=== EXERCISE MATERIALS ===

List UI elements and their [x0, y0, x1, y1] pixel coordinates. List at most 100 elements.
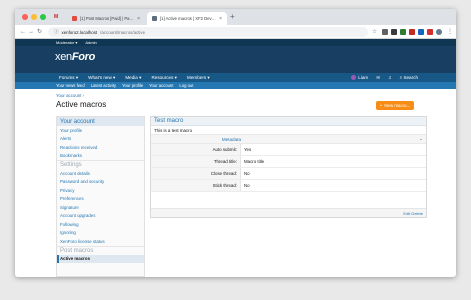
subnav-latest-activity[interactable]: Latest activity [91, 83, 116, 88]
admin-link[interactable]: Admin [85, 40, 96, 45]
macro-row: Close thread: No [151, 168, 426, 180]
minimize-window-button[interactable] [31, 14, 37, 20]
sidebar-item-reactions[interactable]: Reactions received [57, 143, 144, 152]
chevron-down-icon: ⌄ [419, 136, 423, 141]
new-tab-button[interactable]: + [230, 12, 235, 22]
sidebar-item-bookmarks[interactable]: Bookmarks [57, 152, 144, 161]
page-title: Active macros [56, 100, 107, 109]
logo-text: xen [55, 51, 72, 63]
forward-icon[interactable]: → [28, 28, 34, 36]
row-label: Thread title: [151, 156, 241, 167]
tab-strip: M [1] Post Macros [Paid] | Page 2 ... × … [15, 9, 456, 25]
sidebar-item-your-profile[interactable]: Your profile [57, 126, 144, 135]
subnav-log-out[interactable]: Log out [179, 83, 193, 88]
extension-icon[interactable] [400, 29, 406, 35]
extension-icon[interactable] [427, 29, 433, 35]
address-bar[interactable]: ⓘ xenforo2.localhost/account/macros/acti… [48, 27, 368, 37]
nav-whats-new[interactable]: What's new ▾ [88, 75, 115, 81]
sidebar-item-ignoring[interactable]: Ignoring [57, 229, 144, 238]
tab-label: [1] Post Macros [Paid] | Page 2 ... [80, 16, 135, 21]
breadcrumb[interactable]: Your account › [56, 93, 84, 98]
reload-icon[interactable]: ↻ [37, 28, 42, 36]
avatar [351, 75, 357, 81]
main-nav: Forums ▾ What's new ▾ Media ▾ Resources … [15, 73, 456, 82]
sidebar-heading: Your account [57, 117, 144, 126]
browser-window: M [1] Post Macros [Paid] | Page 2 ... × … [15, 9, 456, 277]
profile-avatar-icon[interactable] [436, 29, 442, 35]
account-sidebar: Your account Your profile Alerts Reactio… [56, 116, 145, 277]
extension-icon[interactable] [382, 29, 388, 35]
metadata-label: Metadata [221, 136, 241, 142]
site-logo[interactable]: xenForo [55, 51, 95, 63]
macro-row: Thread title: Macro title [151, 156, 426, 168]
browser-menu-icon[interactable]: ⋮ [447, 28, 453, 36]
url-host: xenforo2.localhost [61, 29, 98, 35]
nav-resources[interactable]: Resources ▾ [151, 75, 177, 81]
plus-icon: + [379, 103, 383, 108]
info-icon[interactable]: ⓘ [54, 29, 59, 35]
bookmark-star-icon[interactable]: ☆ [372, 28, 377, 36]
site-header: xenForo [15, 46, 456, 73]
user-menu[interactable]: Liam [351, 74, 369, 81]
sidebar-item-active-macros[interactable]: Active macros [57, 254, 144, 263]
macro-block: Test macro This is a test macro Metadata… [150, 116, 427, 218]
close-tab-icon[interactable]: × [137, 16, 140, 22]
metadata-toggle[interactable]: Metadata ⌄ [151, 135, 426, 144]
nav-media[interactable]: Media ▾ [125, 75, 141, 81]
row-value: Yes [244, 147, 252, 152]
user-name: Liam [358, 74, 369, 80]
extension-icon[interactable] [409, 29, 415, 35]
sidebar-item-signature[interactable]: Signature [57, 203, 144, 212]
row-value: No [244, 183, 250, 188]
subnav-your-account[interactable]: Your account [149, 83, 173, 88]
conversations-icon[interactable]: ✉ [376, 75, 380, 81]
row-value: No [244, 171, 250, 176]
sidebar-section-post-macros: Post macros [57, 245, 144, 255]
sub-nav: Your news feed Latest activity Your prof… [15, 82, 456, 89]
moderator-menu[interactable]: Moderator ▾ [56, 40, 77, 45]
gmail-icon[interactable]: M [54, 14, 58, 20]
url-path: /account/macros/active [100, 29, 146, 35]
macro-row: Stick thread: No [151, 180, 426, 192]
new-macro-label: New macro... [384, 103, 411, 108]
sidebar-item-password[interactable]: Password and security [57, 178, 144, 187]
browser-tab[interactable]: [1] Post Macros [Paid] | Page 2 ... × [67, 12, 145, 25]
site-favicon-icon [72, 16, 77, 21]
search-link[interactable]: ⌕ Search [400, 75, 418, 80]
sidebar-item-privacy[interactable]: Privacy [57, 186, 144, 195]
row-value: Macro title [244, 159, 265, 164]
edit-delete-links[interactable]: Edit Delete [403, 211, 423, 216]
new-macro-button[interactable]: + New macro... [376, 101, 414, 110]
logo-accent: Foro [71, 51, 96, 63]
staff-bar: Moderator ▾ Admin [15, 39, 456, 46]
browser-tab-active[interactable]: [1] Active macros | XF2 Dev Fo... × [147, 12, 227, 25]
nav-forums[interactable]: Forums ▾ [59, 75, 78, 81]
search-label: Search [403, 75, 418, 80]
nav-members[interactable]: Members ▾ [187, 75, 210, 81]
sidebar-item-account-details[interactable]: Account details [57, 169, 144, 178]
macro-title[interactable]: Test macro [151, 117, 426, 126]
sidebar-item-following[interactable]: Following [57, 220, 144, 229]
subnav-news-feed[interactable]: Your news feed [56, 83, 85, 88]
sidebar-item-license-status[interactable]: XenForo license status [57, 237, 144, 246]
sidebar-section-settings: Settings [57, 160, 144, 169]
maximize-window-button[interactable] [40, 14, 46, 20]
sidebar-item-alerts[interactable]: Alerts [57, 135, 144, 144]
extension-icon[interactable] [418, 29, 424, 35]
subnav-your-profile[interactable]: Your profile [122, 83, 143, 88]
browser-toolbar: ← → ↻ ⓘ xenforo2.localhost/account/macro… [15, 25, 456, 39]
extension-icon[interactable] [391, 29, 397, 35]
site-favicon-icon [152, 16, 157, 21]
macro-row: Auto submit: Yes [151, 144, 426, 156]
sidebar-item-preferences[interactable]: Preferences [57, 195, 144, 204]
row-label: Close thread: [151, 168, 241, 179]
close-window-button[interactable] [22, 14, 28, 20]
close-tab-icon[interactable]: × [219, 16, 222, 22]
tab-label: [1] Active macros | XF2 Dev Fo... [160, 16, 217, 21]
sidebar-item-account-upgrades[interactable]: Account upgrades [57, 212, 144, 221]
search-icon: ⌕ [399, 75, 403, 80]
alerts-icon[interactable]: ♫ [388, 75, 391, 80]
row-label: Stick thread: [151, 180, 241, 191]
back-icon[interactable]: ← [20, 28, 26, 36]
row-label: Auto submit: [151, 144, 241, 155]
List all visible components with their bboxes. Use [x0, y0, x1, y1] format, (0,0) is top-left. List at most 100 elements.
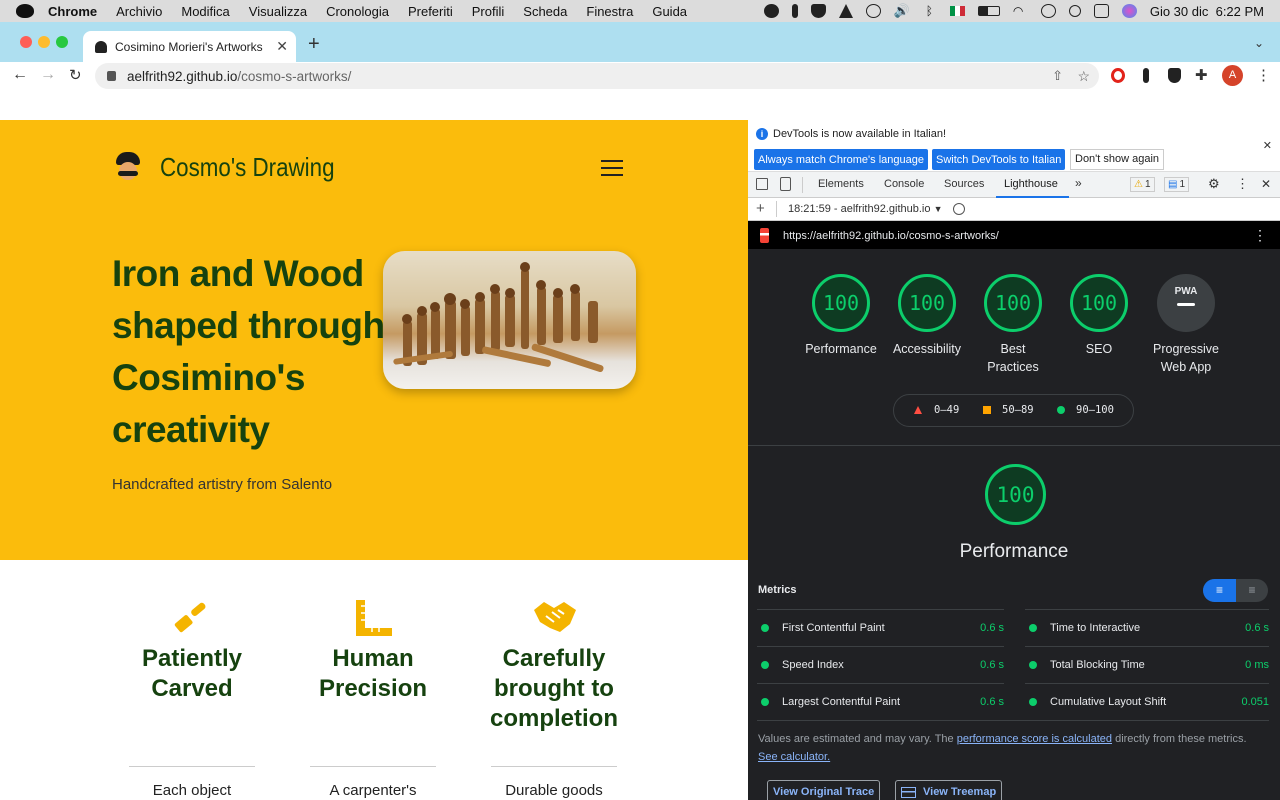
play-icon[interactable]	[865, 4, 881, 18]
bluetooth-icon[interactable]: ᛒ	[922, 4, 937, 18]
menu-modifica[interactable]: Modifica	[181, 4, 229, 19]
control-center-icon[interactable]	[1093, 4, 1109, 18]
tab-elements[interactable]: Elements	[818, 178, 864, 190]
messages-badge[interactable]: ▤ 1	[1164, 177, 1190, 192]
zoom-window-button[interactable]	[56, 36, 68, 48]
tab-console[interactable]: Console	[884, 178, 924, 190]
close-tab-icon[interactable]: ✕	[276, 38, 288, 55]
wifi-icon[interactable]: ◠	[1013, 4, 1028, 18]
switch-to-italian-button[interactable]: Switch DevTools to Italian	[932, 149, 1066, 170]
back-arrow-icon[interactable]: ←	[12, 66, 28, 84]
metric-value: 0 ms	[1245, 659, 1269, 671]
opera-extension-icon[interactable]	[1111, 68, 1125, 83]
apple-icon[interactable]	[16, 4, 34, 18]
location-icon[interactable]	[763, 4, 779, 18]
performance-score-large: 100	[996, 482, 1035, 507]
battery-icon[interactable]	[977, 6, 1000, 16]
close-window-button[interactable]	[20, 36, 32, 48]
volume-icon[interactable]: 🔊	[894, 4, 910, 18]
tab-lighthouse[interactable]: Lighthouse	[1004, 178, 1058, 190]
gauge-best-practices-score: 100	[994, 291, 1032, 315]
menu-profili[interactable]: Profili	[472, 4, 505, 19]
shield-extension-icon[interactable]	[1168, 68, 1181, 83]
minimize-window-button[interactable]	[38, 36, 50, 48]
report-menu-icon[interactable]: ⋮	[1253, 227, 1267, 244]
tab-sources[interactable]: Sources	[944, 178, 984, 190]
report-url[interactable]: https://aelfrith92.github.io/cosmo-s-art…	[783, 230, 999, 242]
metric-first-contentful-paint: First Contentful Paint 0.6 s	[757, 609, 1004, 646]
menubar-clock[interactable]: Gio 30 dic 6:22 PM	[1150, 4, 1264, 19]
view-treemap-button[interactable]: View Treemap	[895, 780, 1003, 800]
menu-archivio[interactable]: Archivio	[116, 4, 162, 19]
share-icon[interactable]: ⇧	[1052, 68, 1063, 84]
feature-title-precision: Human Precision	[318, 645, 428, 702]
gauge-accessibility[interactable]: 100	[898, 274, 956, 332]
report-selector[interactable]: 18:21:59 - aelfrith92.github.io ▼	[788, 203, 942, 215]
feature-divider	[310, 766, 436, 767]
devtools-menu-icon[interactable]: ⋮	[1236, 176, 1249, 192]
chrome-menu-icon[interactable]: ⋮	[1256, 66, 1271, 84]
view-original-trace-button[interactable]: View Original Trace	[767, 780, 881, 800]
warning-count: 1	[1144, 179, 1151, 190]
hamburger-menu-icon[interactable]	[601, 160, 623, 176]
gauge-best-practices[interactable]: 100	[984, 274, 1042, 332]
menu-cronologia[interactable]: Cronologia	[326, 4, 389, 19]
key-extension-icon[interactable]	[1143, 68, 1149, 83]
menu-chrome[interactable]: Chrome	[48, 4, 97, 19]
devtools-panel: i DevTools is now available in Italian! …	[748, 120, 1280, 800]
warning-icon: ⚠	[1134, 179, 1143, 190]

===

▶ **DO THIS**:
Copy out word for word the lines of the entries from the one containing "subnav-latest-activity[interactable]: Latest activity" through the one containing "site-header: xenForo [15, 46, 456, 73]", including both of those lines.

▶ **CORRECT RESPONSE**:
subnav-latest-activity[interactable]: Latest activity [91, 83, 116, 88]
admin-link[interactable]: Admin [85, 40, 96, 45]
macro-row: Close thread: No [151, 168, 426, 180]
minimize-window-button[interactable] [31, 14, 37, 20]
sidebar-item-reactions[interactable]: Reactions received [57, 143, 144, 152]
chevron-down-icon: ⌄ [419, 136, 423, 141]
new-tab-button[interactable]: + [230, 12, 235, 22]
sidebar-item-bookmarks[interactable]: Bookmarks [57, 152, 144, 161]
page-title: Active macros [56, 100, 107, 109]
logo-text: xen [55, 51, 72, 63]
forward-icon[interactable]: → [28, 28, 34, 36]
row-label: Thread title: [151, 156, 241, 167]
tab-strip: M [1] Post Macros [Paid] | Page 2 ... × … [15, 9, 456, 25]
sidebar-item-your-profile[interactable]: Your profile [57, 126, 144, 135]
subnav-log-out[interactable]: Log out [179, 83, 193, 88]
extension-icon[interactable] [400, 29, 406, 35]
extension-icon[interactable] [427, 29, 433, 35]
address-bar[interactable]: ⓘ xenforo2.localhost/account/macros/acti… [48, 27, 368, 37]
nav-whats-new[interactable]: What's new ▾ [88, 75, 115, 81]
sidebar-item-ignoring[interactable]: Ignoring [57, 229, 144, 238]
tab-label: [1] Post Macros [Paid] | Page 2 ... [80, 16, 135, 21]
breadcrumb[interactable]: Your account › [56, 93, 84, 98]
reload-icon[interactable]: ↻ [37, 28, 42, 36]
avatar [351, 75, 357, 81]
main-nav: Forums ▾ What's new ▾ Media ▾ Resources … [15, 73, 456, 82]
sidebar-heading: Your account [57, 117, 144, 126]
browser-window: M [1] Post Macros [Paid] | Page 2 ... × … [15, 9, 456, 277]
profile-avatar-icon[interactable] [436, 29, 442, 35]
account-sidebar: Your account Your profile Alerts Reactio… [56, 116, 145, 277]
extension-icon[interactable] [382, 29, 388, 35]
metadata-label: Metadata [221, 136, 241, 142]
site-logo[interactable]: xenForo [55, 51, 95, 63]
macro-row: Thread title: Macro title [151, 156, 426, 168]
browser-menu-icon[interactable]: ⋮ [447, 28, 453, 36]
url-host: xenforo2.localhost [61, 29, 98, 35]
nav-resources[interactable]: Resources ▾ [151, 75, 177, 81]
plus-icon: + [379, 103, 383, 108]
info-icon[interactable]: ⓘ [54, 29, 59, 35]
bookmark-star-icon[interactable]: ☆ [372, 28, 377, 36]
site-header: xenForo [15, 46, 456, 73]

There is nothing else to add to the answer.